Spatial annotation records

— start —

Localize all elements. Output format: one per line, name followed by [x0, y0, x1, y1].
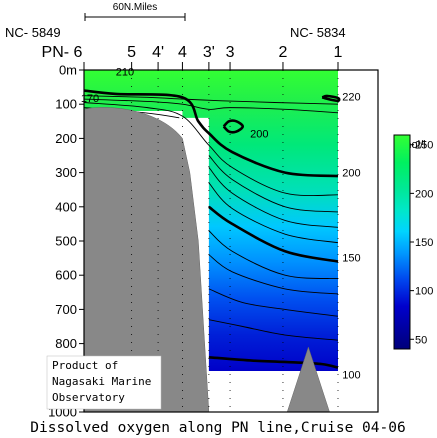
station-label-7: 1 — [334, 44, 343, 61]
station-label-5: 3 — [226, 44, 235, 61]
contour-label-5: 150 — [342, 252, 360, 264]
oxygen-fill-region — [84, 70, 338, 371]
credit-line-1: Product of — [52, 359, 118, 372]
y-tick-label-8: 800 — [55, 336, 77, 351]
contour-label-0: 210 — [116, 67, 134, 79]
station-label-1: 5 — [127, 44, 136, 61]
contour-170-8 — [208, 167, 339, 228]
contour-label-3: 220 — [342, 92, 360, 104]
contour-220-1 — [84, 95, 339, 105]
ship-label-right: NC- 5834 — [290, 25, 346, 40]
station-label-2: 4' — [152, 44, 164, 61]
contour-130-12 — [208, 254, 339, 295]
station-label-6: 2 — [279, 44, 288, 61]
y-axis: 0m1002003004005006007008009001000 — [48, 63, 84, 420]
station-label-0: PN- 6 — [42, 44, 83, 61]
contour-label-2: 200 — [250, 128, 268, 140]
contour-110-14 — [208, 319, 339, 341]
contour-140-11 — [208, 230, 339, 280]
colorbar-tick-label-2: 150 — [415, 237, 433, 249]
contour-lines — [84, 89, 341, 369]
contour-150-10 — [208, 205, 339, 263]
contour-label-1: 170 — [81, 93, 99, 105]
credit-line-3: Observatory — [52, 391, 125, 404]
contour-label-6: 100 — [342, 369, 360, 381]
contour-100-15 — [208, 355, 339, 369]
chart-title: Dissolved oxygen along PN line,Cruise 04… — [30, 420, 405, 436]
credit-box: Product of Nagasaki Marine Observatory — [46, 355, 162, 410]
credit-line-2: Nagasaki Marine — [52, 375, 151, 388]
contour-160-9 — [208, 182, 339, 244]
contour-120-13 — [208, 288, 339, 317]
contour-180-6 — [208, 155, 339, 213]
colorbar-tick-label-1: 200 — [415, 188, 433, 200]
y-tick-label-4: 400 — [55, 199, 77, 214]
station-label-4: 3' — [203, 44, 215, 61]
y-tick-label-2: 200 — [55, 131, 77, 146]
contour-200-3 — [84, 89, 339, 178]
ship-label-left: NC- 5849 — [5, 25, 61, 40]
y-tick-label-6: 600 — [55, 268, 77, 283]
contour-value-labels: 210 170 200 220 200 150 100 — [81, 67, 361, 382]
colorbar-tick-label-3: 100 — [415, 286, 433, 298]
contour-210-2 — [84, 98, 339, 114]
continental-slope — [83, 107, 210, 413]
oxygen-fill — [84, 70, 338, 371]
y-tick-label-5: 500 — [55, 234, 77, 249]
station-label-3: 4 — [178, 44, 187, 61]
contour-250-0 — [321, 94, 341, 103]
y-tick-label-0: 0m — [59, 63, 77, 78]
y-tick-label-1: 100 — [55, 97, 77, 112]
colorbar-tick-label-0: 250 — [415, 140, 433, 152]
contour-200-4 — [222, 119, 245, 134]
colorbar-tick-label-4: 50 — [415, 334, 427, 346]
scale-bar: 60N.Miles — [84, 2, 186, 21]
contour-label-4: 200 — [342, 168, 360, 180]
scale-bar-label: 60N.Miles — [113, 2, 157, 13]
contour-190-5 — [84, 102, 339, 197]
station-labels: PN- 6 5 4' 4 3' 3 2 1 — [42, 44, 343, 70]
y-tick-label-7: 700 — [55, 302, 77, 317]
y-tick-label-3: 300 — [55, 165, 77, 180]
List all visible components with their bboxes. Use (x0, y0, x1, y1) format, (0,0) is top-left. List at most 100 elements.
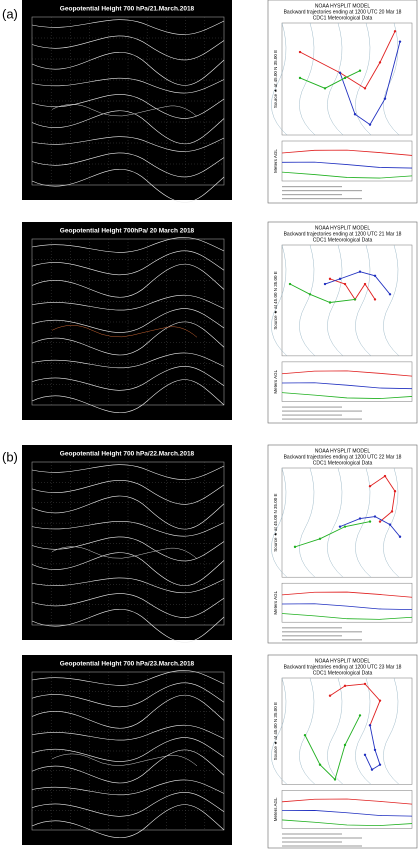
trajectory-marker (358, 69, 362, 72)
trajectory-marker (353, 298, 357, 301)
contour (31, 294, 225, 311)
trajectory-marker (388, 523, 392, 526)
contour (31, 136, 225, 152)
contour (31, 536, 225, 562)
trajectory-marker (298, 76, 302, 80)
coastline (271, 677, 288, 785)
contour (31, 94, 225, 119)
coastline (271, 22, 288, 136)
trajectory-marker (343, 743, 347, 747)
contour (31, 35, 225, 61)
trajectory-marker (368, 520, 372, 523)
trajectory-marker (363, 682, 367, 686)
contour (31, 480, 225, 505)
footnote (282, 410, 362, 412)
trajectory-marker (373, 748, 377, 752)
trajectory-marker (390, 510, 394, 513)
coastline (383, 467, 400, 578)
hysplit-data: CDC1 Meteorological Data (313, 460, 373, 466)
footnote (282, 635, 342, 637)
coastline (271, 467, 288, 578)
contour (31, 682, 225, 708)
altitude-ylabel: Meters AGL (273, 797, 278, 821)
contour (31, 694, 225, 729)
contour (31, 670, 225, 686)
trajectory-marker (338, 525, 342, 528)
hysplit-model: NOAA HYSPLIT MODEL (315, 3, 370, 9)
contour (31, 792, 225, 817)
contour (31, 552, 225, 587)
altitude-line (281, 149, 413, 156)
altitude-line (281, 392, 413, 399)
coastline (383, 244, 400, 357)
coastline (327, 244, 344, 357)
trajectory-marker (363, 282, 367, 286)
coastline (51, 104, 198, 117)
trajectory-marker (303, 733, 307, 737)
map-title: Geopotential Height 700 hPa/21.March.201… (60, 6, 195, 13)
contour (31, 593, 225, 618)
contour (31, 608, 225, 643)
contour (31, 152, 225, 178)
contour (31, 366, 225, 391)
trajectory-marker (298, 50, 302, 54)
trajectory-marker (323, 87, 327, 90)
map-title: Geopotential Height 700 hPa/23.March.201… (60, 661, 195, 668)
altitude-line (281, 819, 413, 827)
footnote (282, 841, 342, 843)
trajectory-marker (373, 298, 377, 301)
trajectory-marker (358, 270, 362, 273)
trajectory-marker (328, 301, 332, 304)
trajectory-marker (368, 123, 372, 126)
coastline (271, 244, 288, 357)
coastline (299, 22, 316, 136)
trajectory-marker (378, 763, 382, 766)
footnote (282, 631, 362, 633)
trajectory-marker (328, 277, 332, 281)
trajectory-marker (338, 277, 342, 281)
contour (31, 263, 225, 298)
panel-label: (a) (2, 6, 18, 21)
map-title: Geopotential Height 700 hPa/22.March.201… (60, 451, 195, 458)
trajectory-marker (383, 97, 387, 100)
trajectory-marker (328, 694, 332, 697)
altitude-line (281, 603, 413, 610)
contour (31, 520, 225, 537)
hysplit-data: CDC1 Meteorological Data (313, 15, 373, 21)
trajectory-marker (353, 113, 357, 116)
trajectory-marker (343, 76, 347, 80)
footnote (282, 837, 362, 839)
trajectory-map (281, 677, 413, 785)
contour (31, 77, 225, 94)
trajectory-marker (388, 293, 392, 296)
contour (31, 724, 225, 741)
trajectory-marker (378, 61, 382, 64)
altitude-ylabel: Meters AGL (273, 369, 278, 393)
altitude-line (281, 382, 413, 390)
trajectory-marker (368, 724, 372, 727)
footnote (282, 845, 362, 847)
hysplit-model: NOAA HYSPLIT MODEL (315, 225, 370, 231)
trajectory-marker (293, 545, 297, 549)
coastline (383, 677, 400, 785)
map-background (22, 0, 232, 200)
coastline (299, 467, 316, 578)
contour (31, 237, 225, 253)
trajectory-marker (383, 474, 387, 478)
contour (31, 779, 225, 796)
altitude-line (281, 613, 413, 620)
contour (31, 110, 225, 145)
coastline (355, 677, 372, 785)
contour (31, 308, 225, 333)
coastline (355, 244, 372, 357)
altitude-ylabel: Meters AGL (273, 149, 278, 173)
contour (31, 737, 225, 762)
trajectory-marker (333, 778, 337, 781)
trajectory-marker (323, 282, 327, 286)
hysplit-model: NOAA HYSPLIT MODEL (315, 448, 370, 454)
map-background (22, 445, 232, 640)
hysplit-model: NOAA HYSPLIT MODEL (315, 658, 370, 664)
altitude-line (281, 370, 413, 377)
trajectory-marker (308, 293, 312, 296)
footnote (282, 186, 342, 188)
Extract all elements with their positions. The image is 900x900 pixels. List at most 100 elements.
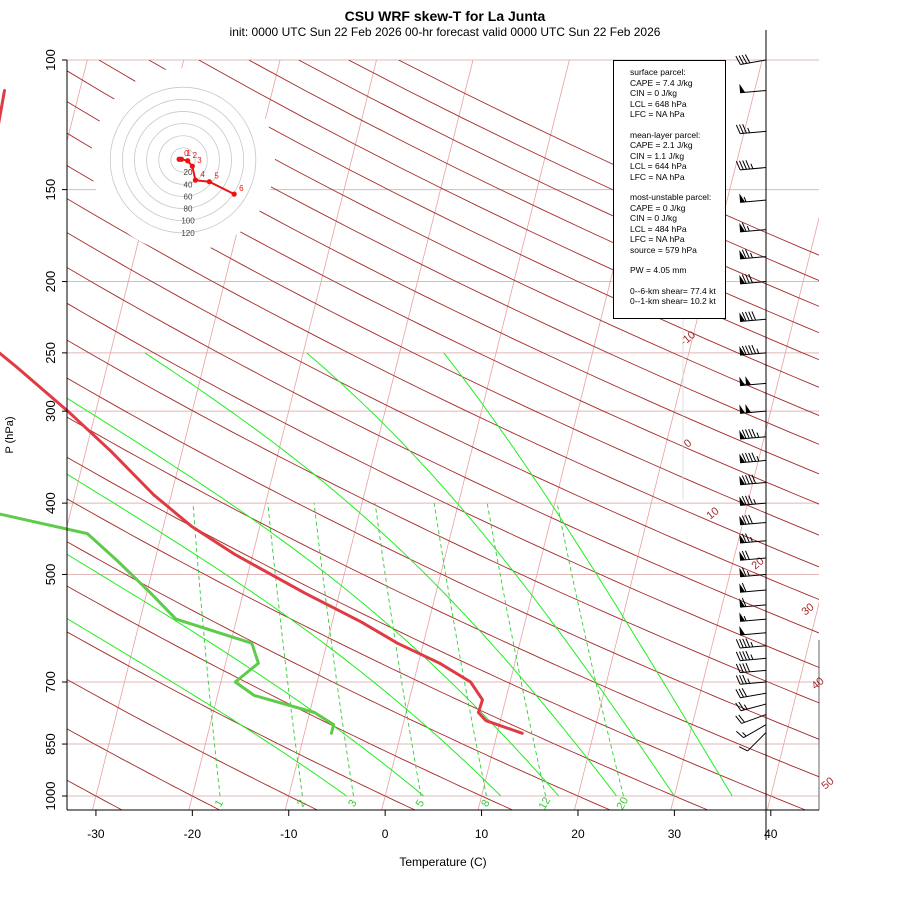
wind-barb-half-feather bbox=[743, 615, 747, 622]
wind-barb-feather bbox=[741, 582, 747, 592]
wind-barb-feather bbox=[748, 311, 753, 321]
y-tick-label: 1000 bbox=[43, 782, 58, 811]
moist-adiabat bbox=[67, 617, 347, 797]
wind-barb-feather bbox=[741, 249, 747, 259]
hodograph-ring-label: 120 bbox=[181, 229, 195, 238]
y-tick-label: 100 bbox=[43, 49, 58, 71]
wind-barb-feather bbox=[748, 273, 753, 283]
hodograph-point bbox=[178, 156, 185, 162]
wind-barb-flag bbox=[739, 404, 746, 414]
hodograph-ring-label: 60 bbox=[184, 192, 193, 201]
wind-barb-staff bbox=[740, 502, 767, 506]
moist-adiabat bbox=[306, 352, 675, 797]
wind-barb-feather bbox=[739, 160, 744, 170]
x-tick-label: 20 bbox=[571, 827, 585, 841]
mean-layer-lfc: LFC = NA hPa bbox=[630, 171, 685, 182]
wind-barb-half-feather bbox=[750, 654, 754, 660]
x-tick-label: 10 bbox=[475, 827, 489, 841]
wind-barb-feather bbox=[751, 428, 757, 438]
dry-adiabat bbox=[67, 728, 221, 810]
wind-barb-half-feather bbox=[743, 704, 748, 710]
mixing-ratio-line bbox=[374, 503, 422, 797]
wind-barb-feather bbox=[745, 495, 750, 505]
isotherm-line bbox=[381, 60, 570, 810]
wind-barb-staff bbox=[740, 692, 767, 699]
hodograph-ring bbox=[109, 86, 257, 234]
wind-barb-feather bbox=[745, 662, 751, 672]
x-tick-label: -20 bbox=[184, 827, 202, 841]
hodograph-ring-label: 80 bbox=[184, 205, 193, 214]
most-unstable-heading: most-unstable parcel: bbox=[630, 192, 712, 202]
dry-adiabat bbox=[67, 377, 819, 740]
mean-layer-lcl: LCL = 644 hPa bbox=[630, 161, 687, 171]
wind-barb-staff bbox=[740, 130, 767, 135]
wind-barb-feather bbox=[742, 124, 747, 134]
wind-barb-half-feather bbox=[750, 252, 753, 259]
wind-barb-feather bbox=[739, 124, 744, 134]
isotherm-line bbox=[188, 60, 377, 810]
isotherm-line bbox=[91, 60, 281, 810]
x-tick-label: 40 bbox=[764, 827, 778, 841]
wind-barb-feather bbox=[745, 160, 751, 170]
wind-barb-flag bbox=[739, 567, 746, 577]
dry-adiabat bbox=[67, 585, 514, 810]
wind-barb-feather bbox=[751, 452, 757, 462]
y-axis-label: P (hPa) bbox=[4, 416, 16, 453]
x-tick-label: -30 bbox=[87, 827, 105, 841]
wind-barb-flag bbox=[739, 83, 746, 93]
wind-barb-feather bbox=[745, 650, 751, 660]
hodograph-point bbox=[206, 179, 212, 185]
mean-layer-cin: CIN = 1.1 J/kg bbox=[630, 150, 685, 161]
wind-barb-feather bbox=[741, 345, 747, 355]
shear-0-1km: 0--1-km shear= 10.2 kt bbox=[630, 296, 716, 306]
wind-barb-half-feather bbox=[756, 432, 760, 438]
mixing-ratio-line bbox=[313, 503, 354, 797]
y-tick-label: 250 bbox=[43, 342, 58, 364]
wind-barb-feather bbox=[748, 495, 753, 505]
dry-adiabat bbox=[67, 302, 819, 668]
wind-barb-feather bbox=[741, 515, 747, 525]
wind-barb-half-feather bbox=[746, 570, 750, 577]
wind-barb-feather bbox=[745, 274, 750, 284]
most-unstable-lcl: LCL = 484 hPa bbox=[630, 223, 687, 234]
mixing-ratio-label: 20 bbox=[615, 795, 632, 812]
wind-barb-feather bbox=[738, 714, 745, 723]
isotherm-line bbox=[574, 60, 763, 810]
wind-barb-flag bbox=[739, 346, 746, 356]
wind-barb-half-feather bbox=[756, 348, 760, 354]
wind-barb-feather bbox=[742, 663, 747, 673]
wind-barb-flag bbox=[739, 475, 746, 485]
wind-barb-feather bbox=[738, 701, 745, 711]
surface-lcl: LCL = 648 hPa bbox=[630, 98, 687, 109]
wind-barb-feather bbox=[741, 567, 747, 577]
mixing-ratio-line bbox=[433, 503, 487, 797]
wind-barb-feather bbox=[735, 675, 741, 685]
mixing-ratio-line bbox=[556, 503, 624, 797]
wind-barb-flag bbox=[739, 496, 746, 506]
wind-barb-staff bbox=[740, 410, 767, 414]
wind-barb-feather bbox=[742, 638, 747, 648]
wind-barb-half-feather bbox=[750, 163, 754, 169]
moist-adiabat bbox=[67, 553, 425, 797]
wind-barb-flag bbox=[745, 376, 752, 386]
wind-barb-staff bbox=[740, 703, 767, 712]
mixing-ratio-label: 2 bbox=[295, 798, 308, 809]
y-tick-label: 150 bbox=[43, 179, 58, 201]
wind-barb-feather bbox=[735, 651, 741, 661]
wind-barb-staff bbox=[740, 89, 767, 94]
wind-barb-staff bbox=[740, 557, 767, 561]
wind-barb-feather bbox=[738, 688, 744, 698]
wind-barb-feather bbox=[751, 474, 757, 484]
wind-barb-feather bbox=[742, 674, 747, 684]
mean-layer-cape: CAPE = 2.1 J/kg bbox=[630, 140, 693, 150]
wind-barb-feather bbox=[739, 638, 744, 648]
wind-barb-staff bbox=[740, 604, 767, 608]
wind-barb-feather bbox=[745, 533, 750, 543]
wind-barb-flag bbox=[739, 376, 746, 386]
wind-barb-staff bbox=[740, 657, 767, 662]
mean-layer-heading: mean-layer parcel: bbox=[630, 129, 701, 140]
wind-barb-feather bbox=[742, 160, 747, 170]
wind-barb-feather bbox=[748, 452, 753, 462]
surface-parcel-heading: surface parcel: bbox=[630, 67, 686, 77]
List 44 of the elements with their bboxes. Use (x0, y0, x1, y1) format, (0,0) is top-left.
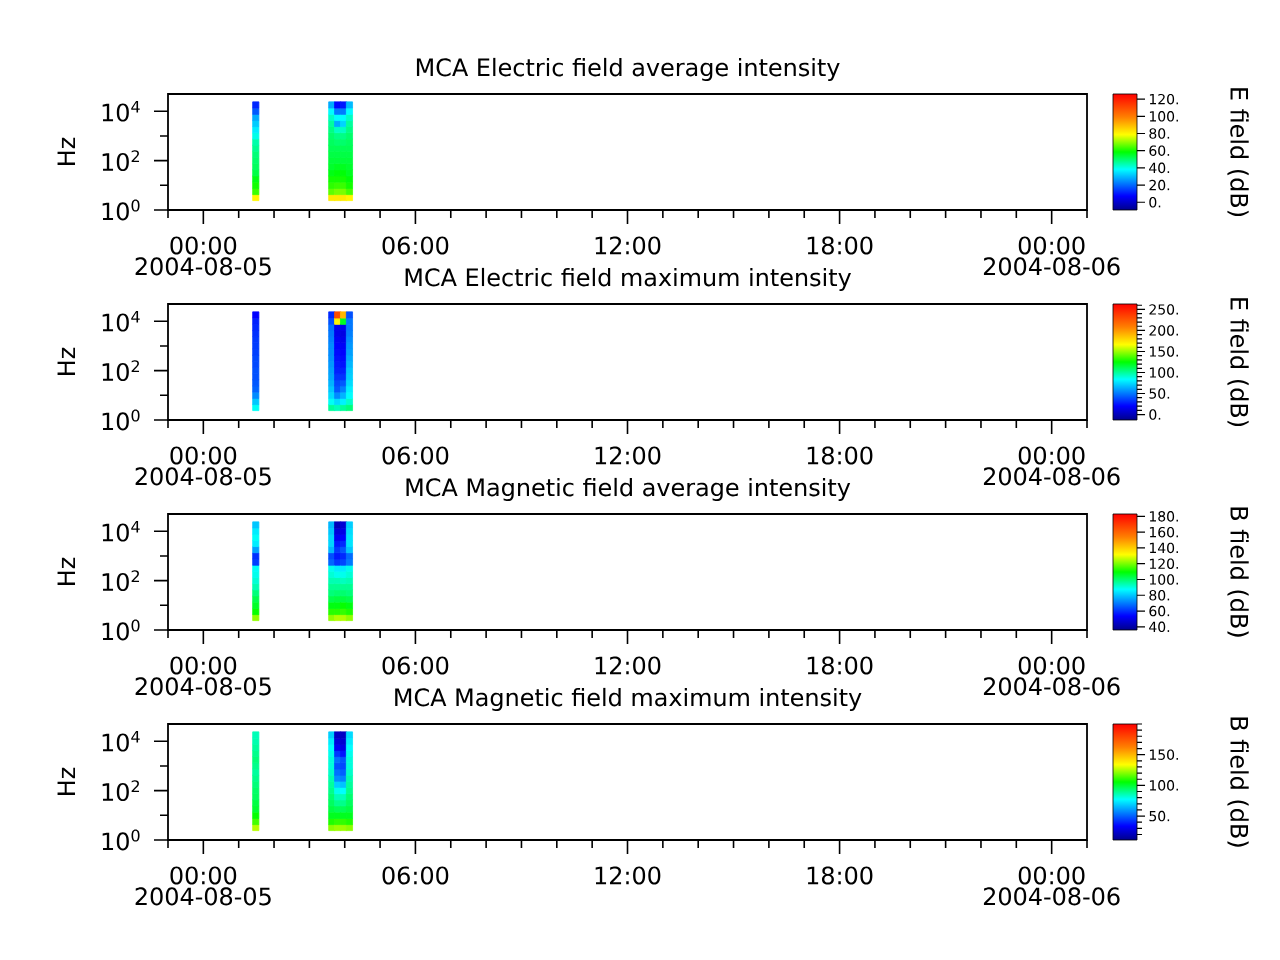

— end —

== Exercise brief ==
Locate each line in the records above that contains the string "Height", and copy those lines out in full.

== Correct output ==
map-title: Geopotential Height 700 hPa/21.March.201… (60, 6, 195, 13)
map-title: Geopotential Height 700 hPa/23.March.201… (60, 661, 195, 668)
map-title: Geopotential Height 700 hPa/22.March.201… (60, 451, 195, 458)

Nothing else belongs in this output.